> [Exercise brief]
Omit every picture and output the rest of the records exactly as they are.

Recorded data
* start *

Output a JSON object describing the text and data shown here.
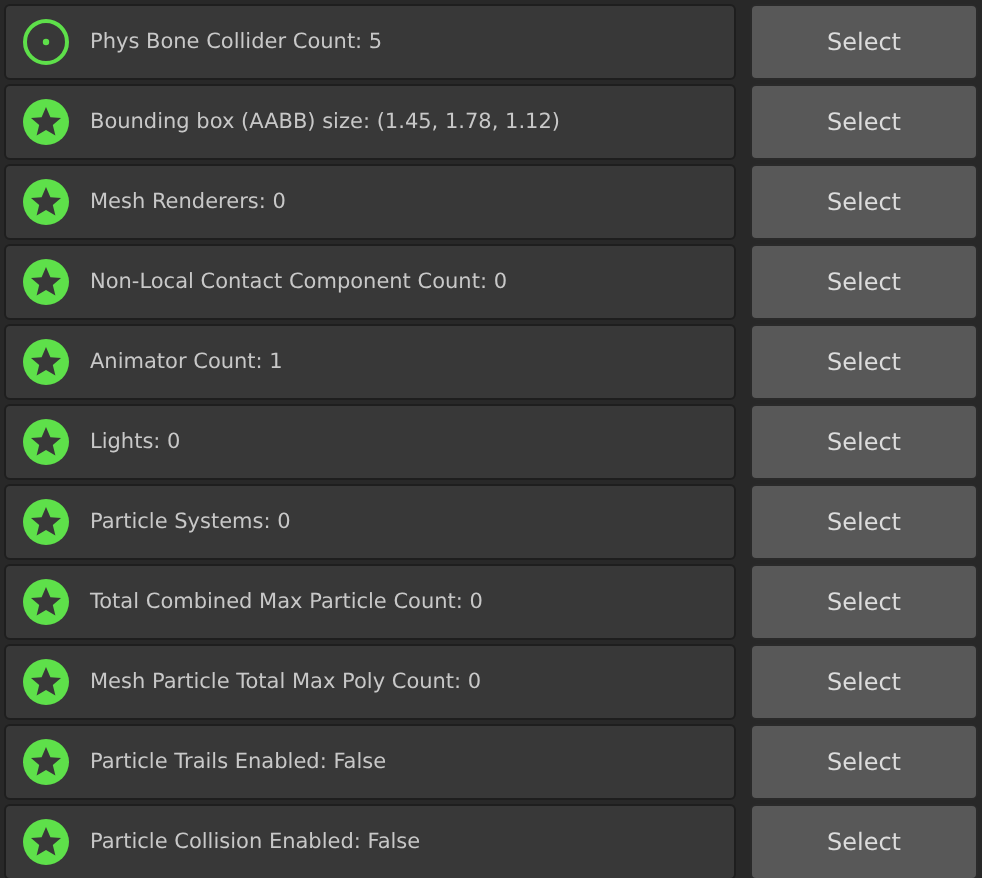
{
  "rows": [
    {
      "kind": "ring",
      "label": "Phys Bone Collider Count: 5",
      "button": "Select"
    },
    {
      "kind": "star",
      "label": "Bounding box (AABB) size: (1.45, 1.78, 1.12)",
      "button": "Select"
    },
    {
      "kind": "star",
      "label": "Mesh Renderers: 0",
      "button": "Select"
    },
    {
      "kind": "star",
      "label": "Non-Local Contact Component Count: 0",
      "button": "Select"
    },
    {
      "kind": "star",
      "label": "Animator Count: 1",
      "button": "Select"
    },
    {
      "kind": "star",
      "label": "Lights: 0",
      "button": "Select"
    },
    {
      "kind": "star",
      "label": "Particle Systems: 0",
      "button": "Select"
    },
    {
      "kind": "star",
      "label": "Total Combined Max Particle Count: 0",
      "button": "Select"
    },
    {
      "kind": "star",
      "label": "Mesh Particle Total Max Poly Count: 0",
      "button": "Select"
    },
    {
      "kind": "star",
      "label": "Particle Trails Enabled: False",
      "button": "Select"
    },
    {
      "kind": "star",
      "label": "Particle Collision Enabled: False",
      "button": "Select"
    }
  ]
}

* end *

> [Reply to the exercise]
Output a JSON object describing the text and data shown here.
{
  "rows": [
    {
      "kind": "ring",
      "label": "Phys Bone Collider Count: 5",
      "button": "Select"
    },
    {
      "kind": "star",
      "label": "Bounding box (AABB) size: (1.45, 1.78, 1.12)",
      "button": "Select"
    },
    {
      "kind": "star",
      "label": "Mesh Renderers: 0",
      "button": "Select"
    },
    {
      "kind": "star",
      "label": "Non-Local Contact Component Count: 0",
      "button": "Select"
    },
    {
      "kind": "star",
      "label": "Animator Count: 1",
      "button": "Select"
    },
    {
      "kind": "star",
      "label": "Lights: 0",
      "button": "Select"
    },
    {
      "kind": "star",
      "label": "Particle Systems: 0",
      "button": "Select"
    },
    {
      "kind": "star",
      "label": "Total Combined Max Particle Count: 0",
      "button": "Select"
    },
    {
      "kind": "star",
      "label": "Mesh Particle Total Max Poly Count: 0",
      "button": "Select"
    },
    {
      "kind": "star",
      "label": "Particle Trails Enabled: False",
      "button": "Select"
    },
    {
      "kind": "star",
      "label": "Particle Collision Enabled: False",
      "button": "Select"
    }
  ]
}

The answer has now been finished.